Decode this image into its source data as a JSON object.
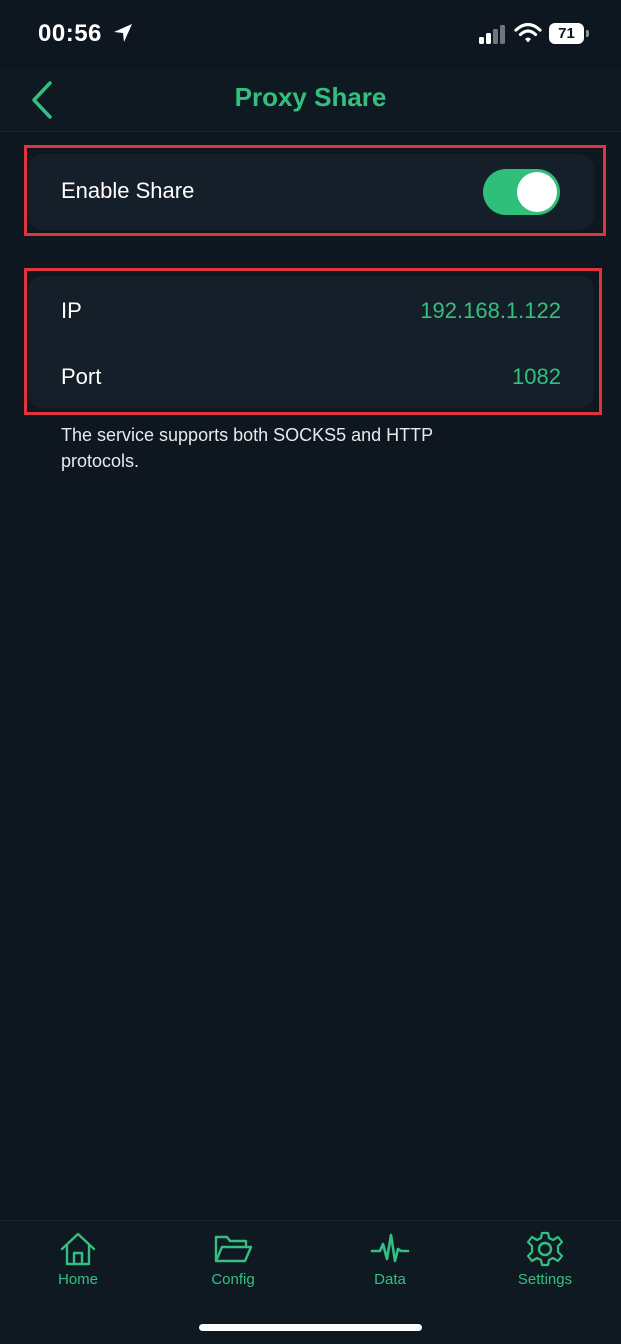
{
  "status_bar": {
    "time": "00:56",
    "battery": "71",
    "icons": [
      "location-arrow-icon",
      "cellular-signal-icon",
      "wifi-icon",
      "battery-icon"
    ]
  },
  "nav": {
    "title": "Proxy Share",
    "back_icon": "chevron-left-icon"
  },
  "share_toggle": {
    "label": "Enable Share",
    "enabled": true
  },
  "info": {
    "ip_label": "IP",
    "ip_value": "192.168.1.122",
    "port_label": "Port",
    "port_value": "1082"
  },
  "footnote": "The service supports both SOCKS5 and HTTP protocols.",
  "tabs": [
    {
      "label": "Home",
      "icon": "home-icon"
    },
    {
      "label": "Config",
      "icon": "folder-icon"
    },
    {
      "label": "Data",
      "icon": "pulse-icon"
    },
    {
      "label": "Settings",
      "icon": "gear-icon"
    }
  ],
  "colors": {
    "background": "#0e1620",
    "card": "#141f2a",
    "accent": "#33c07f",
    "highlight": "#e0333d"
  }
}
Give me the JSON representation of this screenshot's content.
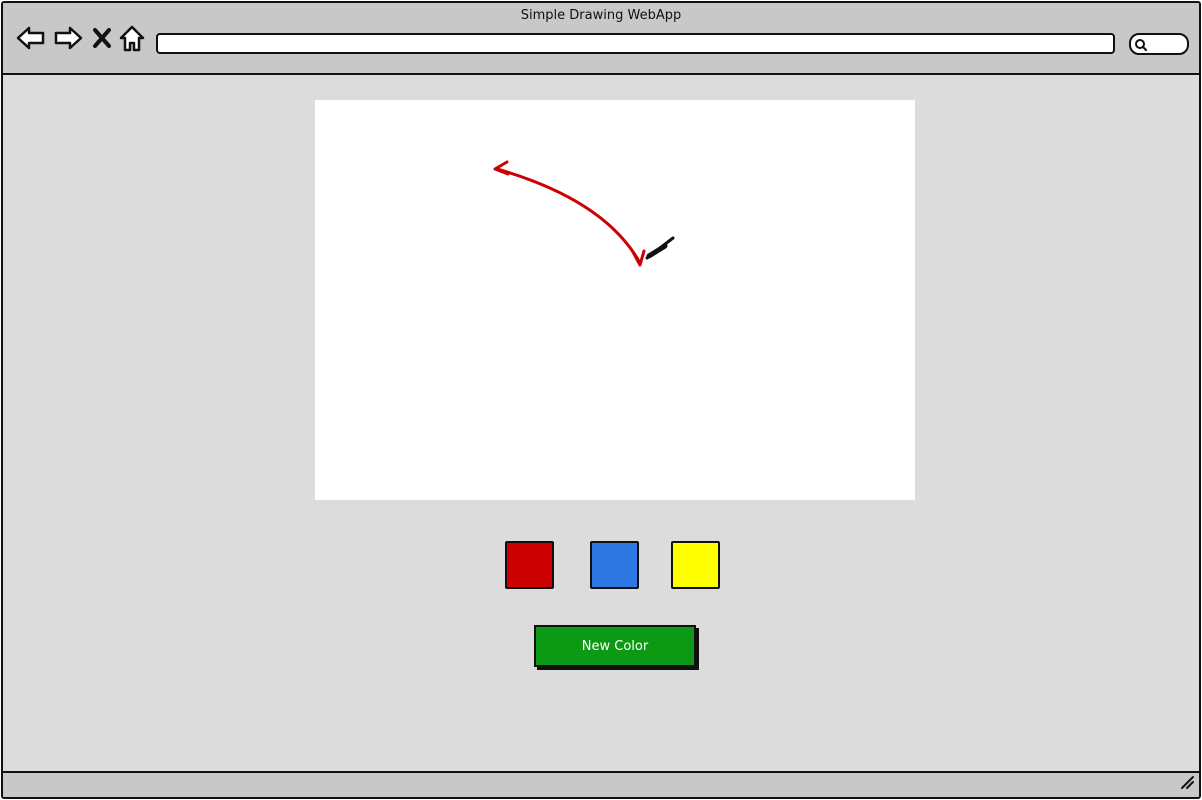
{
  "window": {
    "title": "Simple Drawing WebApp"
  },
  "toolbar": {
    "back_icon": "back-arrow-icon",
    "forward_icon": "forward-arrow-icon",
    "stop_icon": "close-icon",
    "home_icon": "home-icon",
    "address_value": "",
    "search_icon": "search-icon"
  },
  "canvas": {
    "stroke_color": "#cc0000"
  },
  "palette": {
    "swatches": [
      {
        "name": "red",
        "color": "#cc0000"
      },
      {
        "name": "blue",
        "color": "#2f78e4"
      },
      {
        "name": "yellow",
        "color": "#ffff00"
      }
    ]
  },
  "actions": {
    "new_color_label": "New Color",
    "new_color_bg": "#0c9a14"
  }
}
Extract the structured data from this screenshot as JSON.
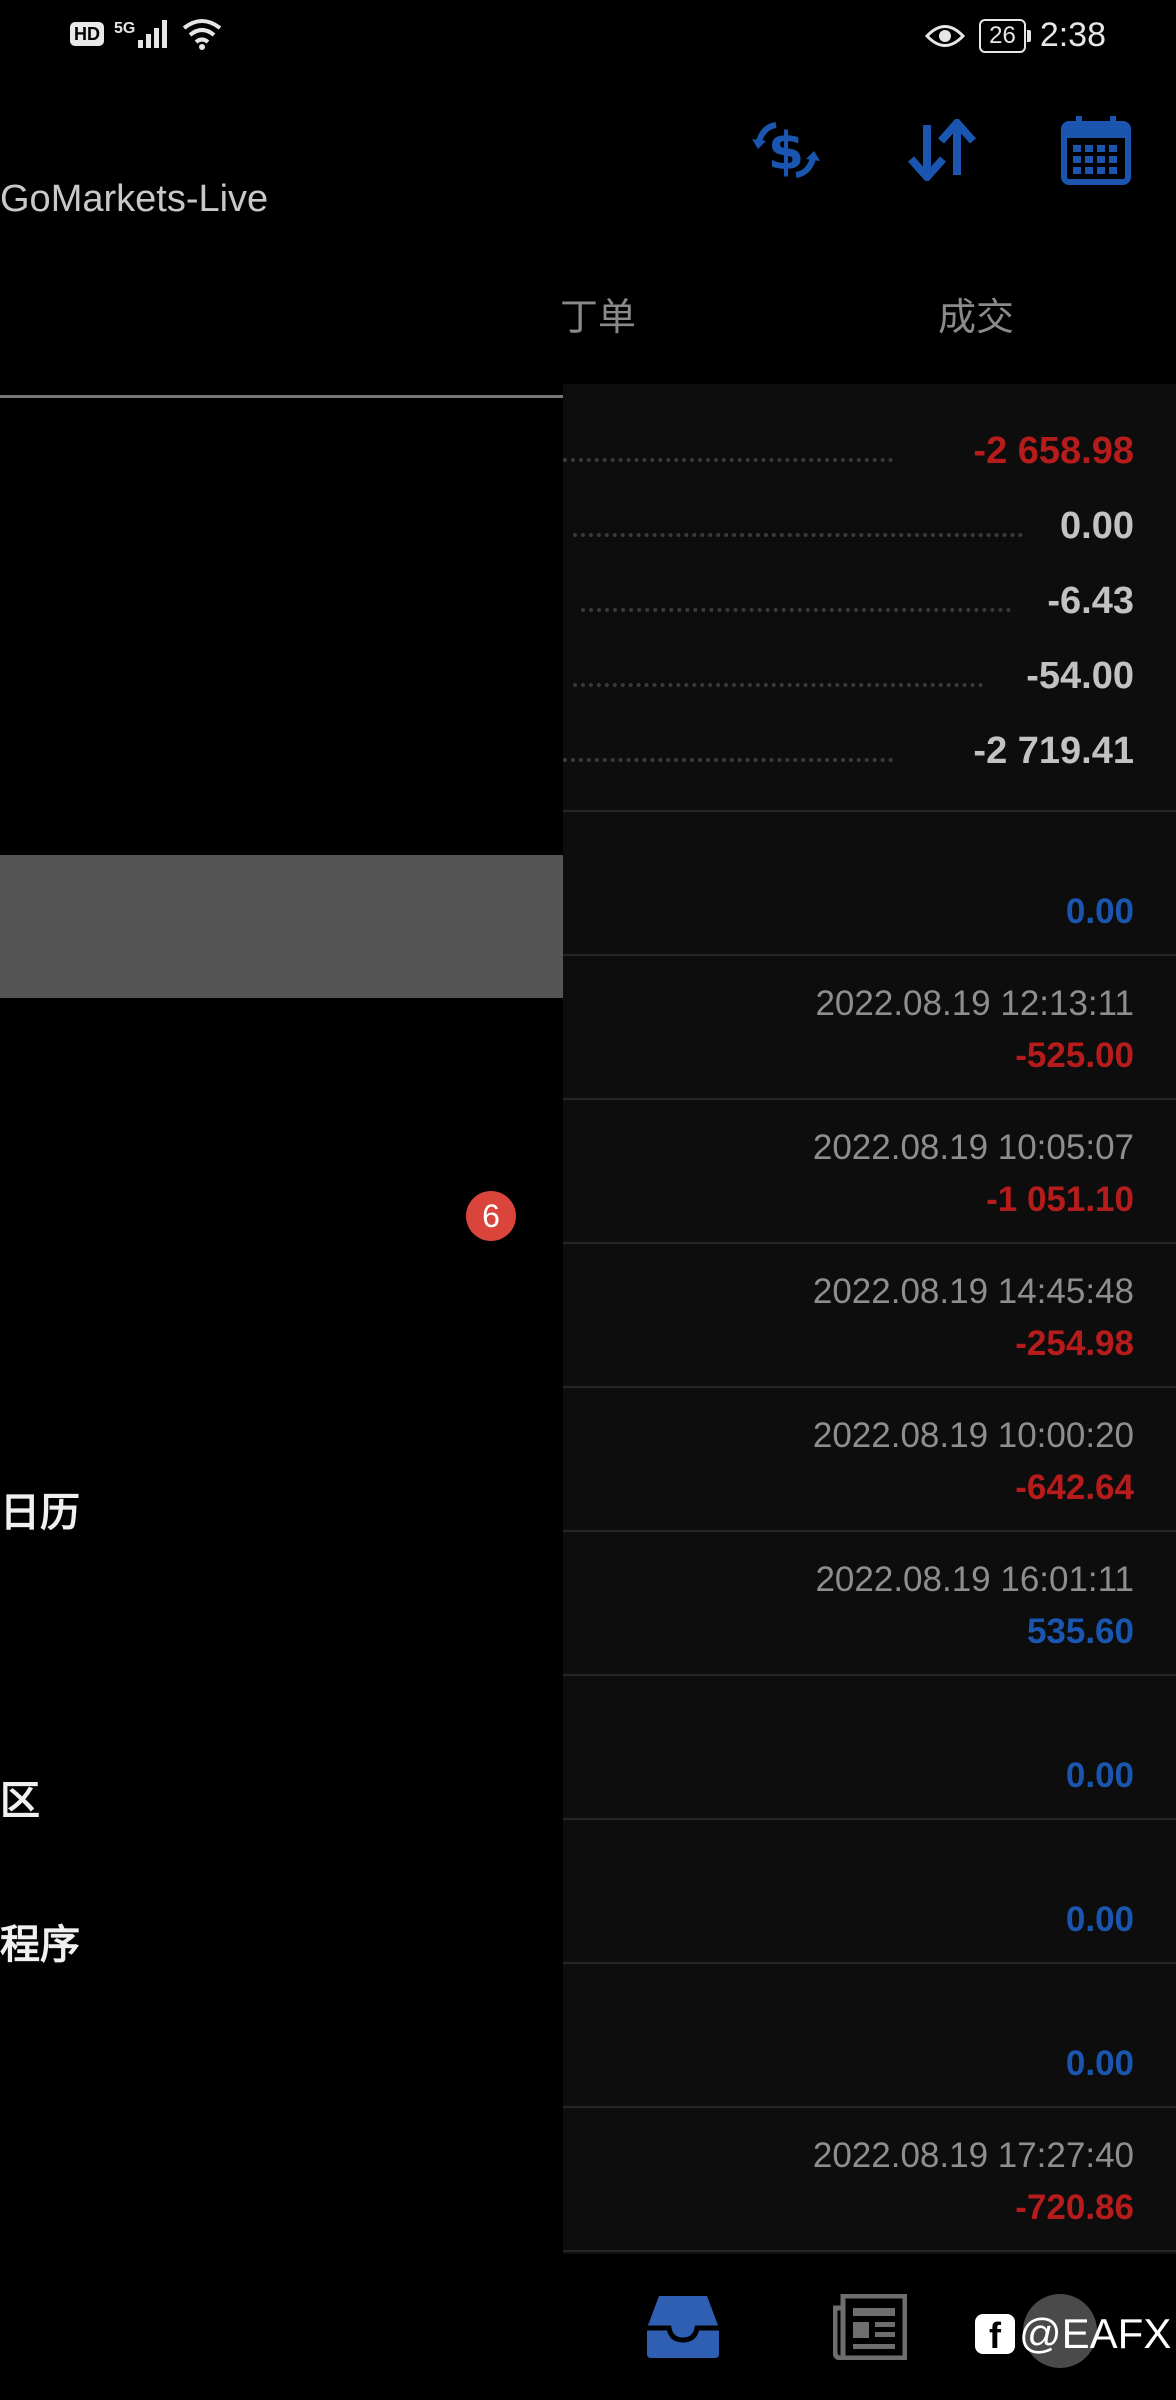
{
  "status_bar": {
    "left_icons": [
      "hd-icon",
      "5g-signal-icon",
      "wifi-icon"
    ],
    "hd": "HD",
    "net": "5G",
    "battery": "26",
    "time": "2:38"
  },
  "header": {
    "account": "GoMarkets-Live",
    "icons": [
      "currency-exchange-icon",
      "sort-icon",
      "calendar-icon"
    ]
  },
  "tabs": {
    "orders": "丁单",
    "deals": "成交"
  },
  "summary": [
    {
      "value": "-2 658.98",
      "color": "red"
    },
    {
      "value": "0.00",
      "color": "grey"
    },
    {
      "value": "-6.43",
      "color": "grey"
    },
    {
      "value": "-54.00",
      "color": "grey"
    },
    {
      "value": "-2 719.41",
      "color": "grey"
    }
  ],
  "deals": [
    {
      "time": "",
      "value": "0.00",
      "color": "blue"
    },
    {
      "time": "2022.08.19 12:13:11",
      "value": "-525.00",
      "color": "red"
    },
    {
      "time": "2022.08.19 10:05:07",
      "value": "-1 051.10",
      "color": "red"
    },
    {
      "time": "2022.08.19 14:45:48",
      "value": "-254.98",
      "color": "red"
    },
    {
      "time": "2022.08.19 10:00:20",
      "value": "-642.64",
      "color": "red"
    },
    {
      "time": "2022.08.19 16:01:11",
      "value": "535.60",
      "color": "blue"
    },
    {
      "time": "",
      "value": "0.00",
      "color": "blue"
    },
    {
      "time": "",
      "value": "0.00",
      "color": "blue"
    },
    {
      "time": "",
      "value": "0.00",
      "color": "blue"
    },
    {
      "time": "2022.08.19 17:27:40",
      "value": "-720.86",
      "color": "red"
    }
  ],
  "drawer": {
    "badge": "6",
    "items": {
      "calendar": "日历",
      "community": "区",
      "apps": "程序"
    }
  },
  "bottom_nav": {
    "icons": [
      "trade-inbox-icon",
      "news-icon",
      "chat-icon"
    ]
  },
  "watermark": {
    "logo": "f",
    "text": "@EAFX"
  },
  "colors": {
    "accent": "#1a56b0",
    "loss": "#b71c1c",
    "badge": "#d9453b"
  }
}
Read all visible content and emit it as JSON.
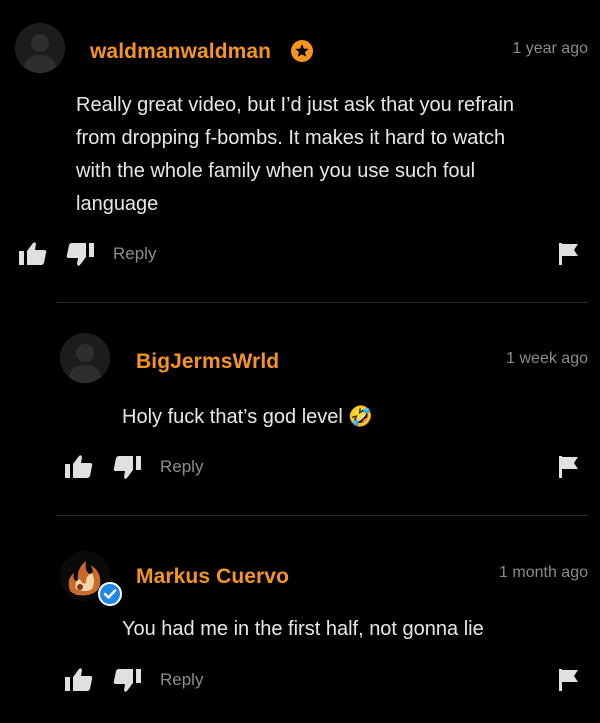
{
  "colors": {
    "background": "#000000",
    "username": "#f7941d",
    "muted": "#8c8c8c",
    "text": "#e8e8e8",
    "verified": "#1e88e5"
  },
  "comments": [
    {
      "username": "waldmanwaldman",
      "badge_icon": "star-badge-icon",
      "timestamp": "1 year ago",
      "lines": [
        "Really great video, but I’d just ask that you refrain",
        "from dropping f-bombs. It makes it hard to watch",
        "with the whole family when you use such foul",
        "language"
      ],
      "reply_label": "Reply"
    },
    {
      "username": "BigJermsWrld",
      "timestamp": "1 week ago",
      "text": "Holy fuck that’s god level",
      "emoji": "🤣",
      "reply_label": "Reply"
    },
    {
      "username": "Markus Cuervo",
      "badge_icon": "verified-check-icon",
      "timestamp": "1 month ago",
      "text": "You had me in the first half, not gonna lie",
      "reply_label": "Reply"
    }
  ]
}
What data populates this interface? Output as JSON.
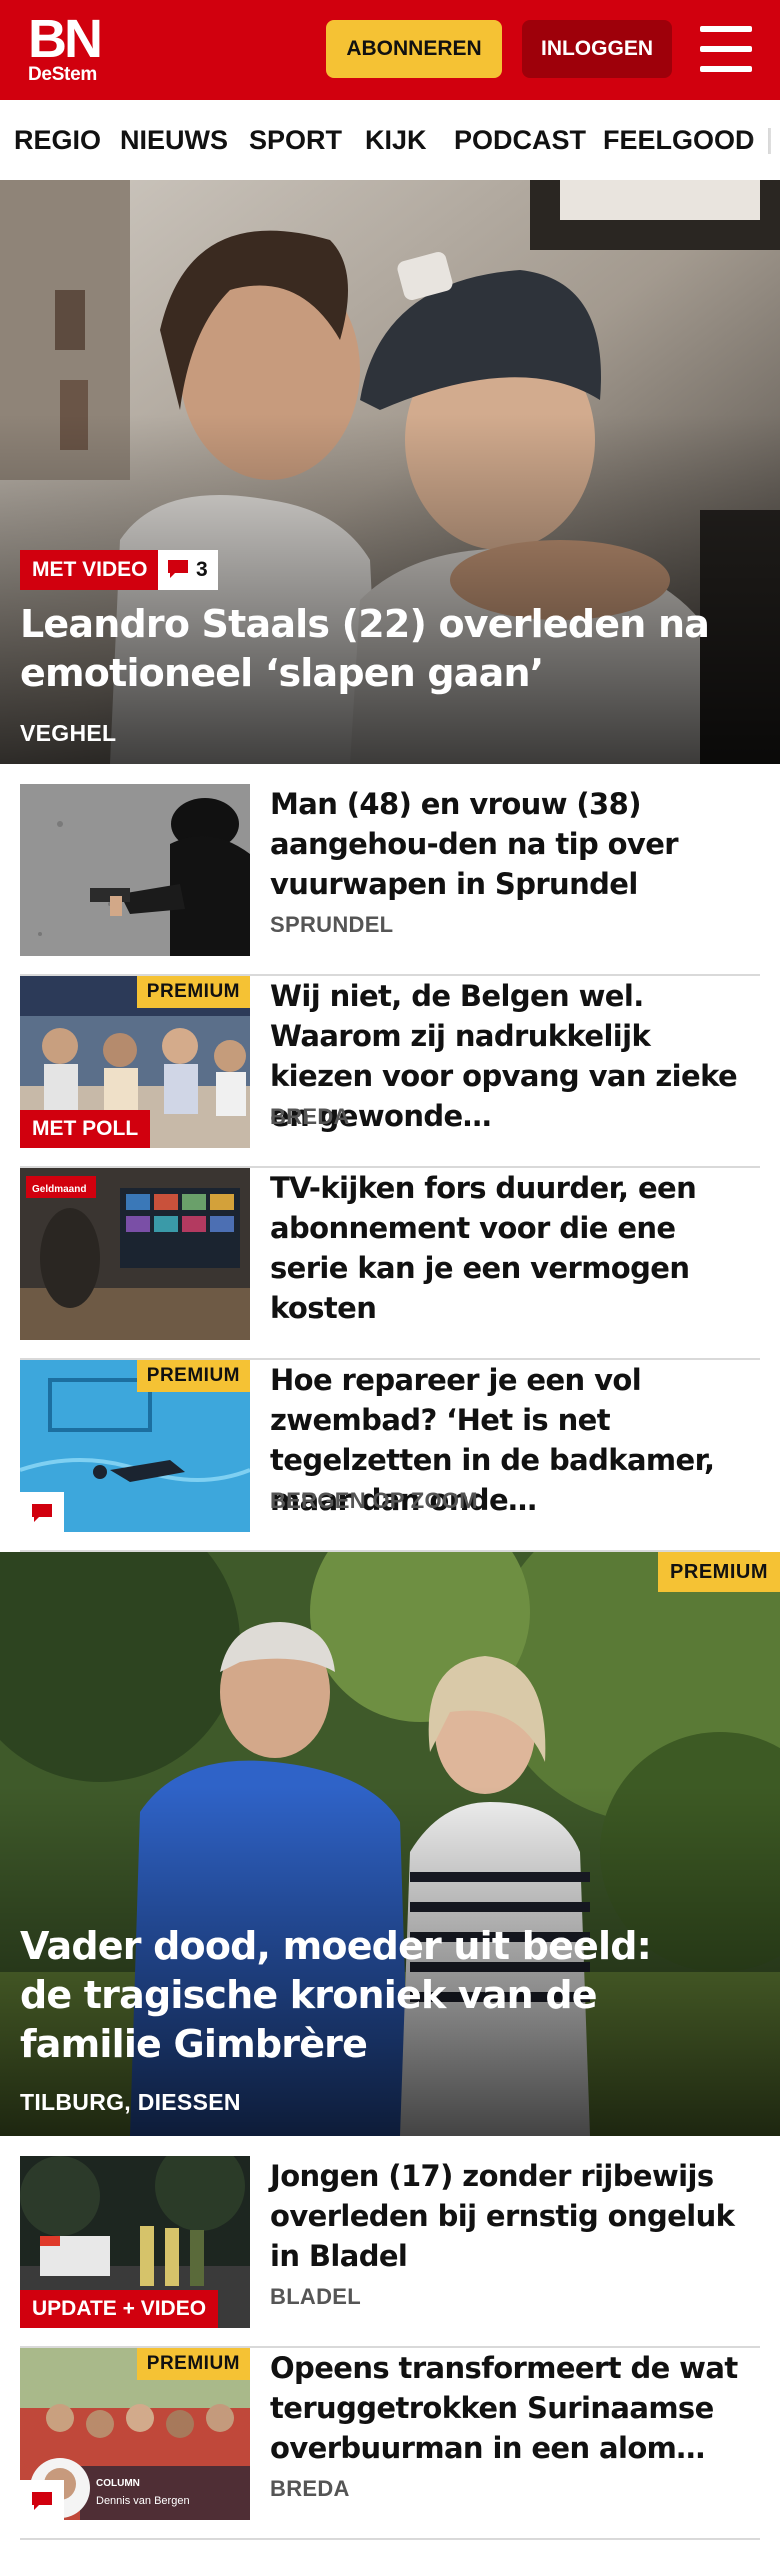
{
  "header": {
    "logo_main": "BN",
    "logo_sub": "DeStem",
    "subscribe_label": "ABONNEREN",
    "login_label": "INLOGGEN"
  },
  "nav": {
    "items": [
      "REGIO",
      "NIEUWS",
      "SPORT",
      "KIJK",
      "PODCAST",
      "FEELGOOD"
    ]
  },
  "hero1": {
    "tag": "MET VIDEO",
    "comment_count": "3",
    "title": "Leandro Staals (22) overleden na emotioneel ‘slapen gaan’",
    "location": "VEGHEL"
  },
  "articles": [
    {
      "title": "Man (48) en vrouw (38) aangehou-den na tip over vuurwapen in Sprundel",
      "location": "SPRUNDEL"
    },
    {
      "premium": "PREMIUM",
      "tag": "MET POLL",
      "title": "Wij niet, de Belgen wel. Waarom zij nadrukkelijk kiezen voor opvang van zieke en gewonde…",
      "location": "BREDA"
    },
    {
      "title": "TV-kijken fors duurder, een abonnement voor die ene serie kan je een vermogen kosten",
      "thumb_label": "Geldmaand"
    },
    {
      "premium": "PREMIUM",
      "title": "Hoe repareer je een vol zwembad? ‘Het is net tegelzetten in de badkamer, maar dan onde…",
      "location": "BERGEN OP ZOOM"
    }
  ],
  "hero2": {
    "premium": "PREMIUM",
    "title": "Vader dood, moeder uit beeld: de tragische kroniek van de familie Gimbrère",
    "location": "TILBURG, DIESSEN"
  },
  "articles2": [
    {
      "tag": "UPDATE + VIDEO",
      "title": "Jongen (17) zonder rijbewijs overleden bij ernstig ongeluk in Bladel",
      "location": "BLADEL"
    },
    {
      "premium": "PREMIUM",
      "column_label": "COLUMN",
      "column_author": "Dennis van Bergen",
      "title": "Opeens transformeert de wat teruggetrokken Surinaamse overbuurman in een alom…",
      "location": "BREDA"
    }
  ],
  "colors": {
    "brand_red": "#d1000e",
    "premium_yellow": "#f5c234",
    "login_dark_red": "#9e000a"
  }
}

***

State the count of lines above containing the string "from", and add nothing to it.

**EXERCISE ANSWER:** 2